(Chart and figure data)
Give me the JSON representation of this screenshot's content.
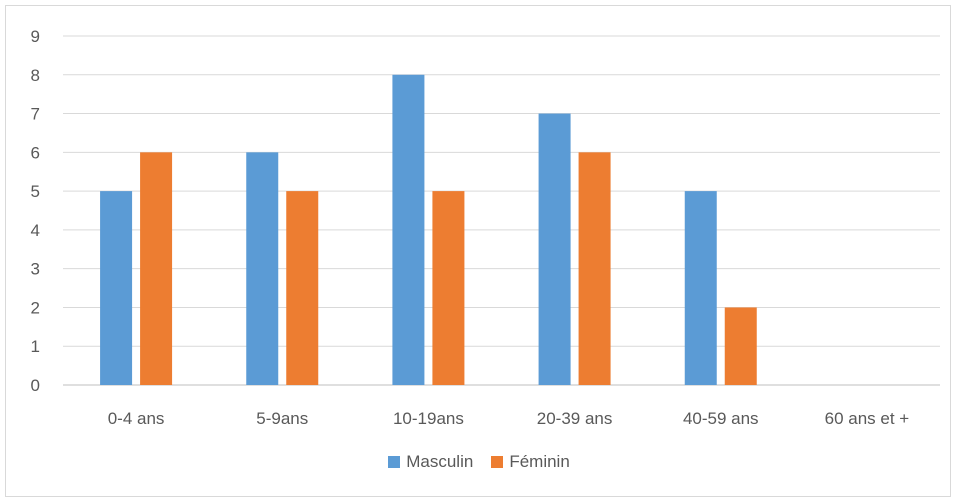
{
  "chart_data": {
    "type": "bar",
    "title": "",
    "xlabel": "",
    "ylabel": "",
    "categories": [
      "0-4 ans",
      "5-9ans",
      "10-19ans",
      "20-39 ans",
      "40-59 ans",
      "60 ans et +"
    ],
    "series": [
      {
        "name": "Masculin",
        "color": "#5b9bd5",
        "values": [
          5,
          6,
          8,
          7,
          5,
          0
        ]
      },
      {
        "name": "Féminin",
        "color": "#ed7d31",
        "values": [
          6,
          5,
          5,
          6,
          2,
          0
        ]
      }
    ],
    "ylim": [
      0,
      9
    ],
    "yticks": [
      0,
      1,
      2,
      3,
      4,
      5,
      6,
      7,
      8,
      9
    ],
    "grid": true,
    "legend_position": "bottom"
  }
}
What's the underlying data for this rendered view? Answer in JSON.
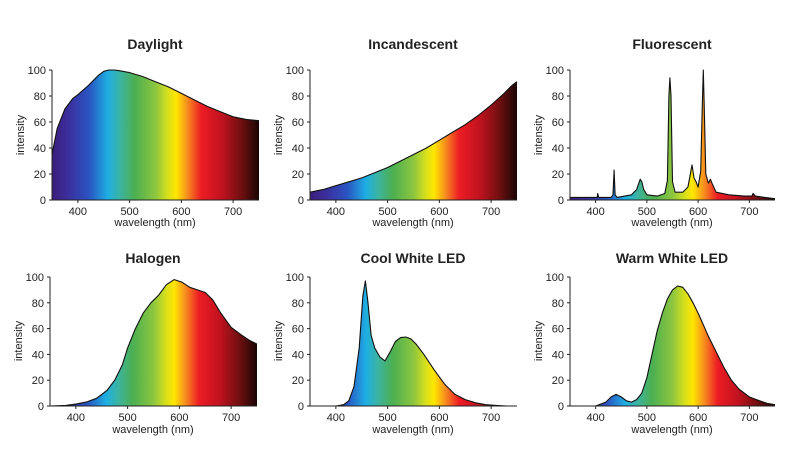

▶ [Set problem]: Reproduce all of the data exactly; the pictures do not belong in the copy.

▶ [The solution]:
Give me the JSON representation of this screenshot's content.
{
  "chart_data": {
    "type": "bar",
    "title": "",
    "xlabel": "",
    "ylabel": "",
    "categories": [
      "0-4 ans",
      "5-9ans",
      "10-19ans",
      "20-39 ans",
      "40-59 ans",
      "60 ans et +"
    ],
    "series": [
      {
        "name": "Masculin",
        "color": "#5b9bd5",
        "values": [
          5,
          6,
          8,
          7,
          5,
          0
        ]
      },
      {
        "name": "Féminin",
        "color": "#ed7d31",
        "values": [
          6,
          5,
          5,
          6,
          2,
          0
        ]
      }
    ],
    "ylim": [
      0,
      9
    ],
    "yticks": [
      0,
      1,
      2,
      3,
      4,
      5,
      6,
      7,
      8,
      9
    ],
    "grid": true,
    "legend_position": "bottom"
  }
}
What's the underlying data for this rendered view? Answer in JSON.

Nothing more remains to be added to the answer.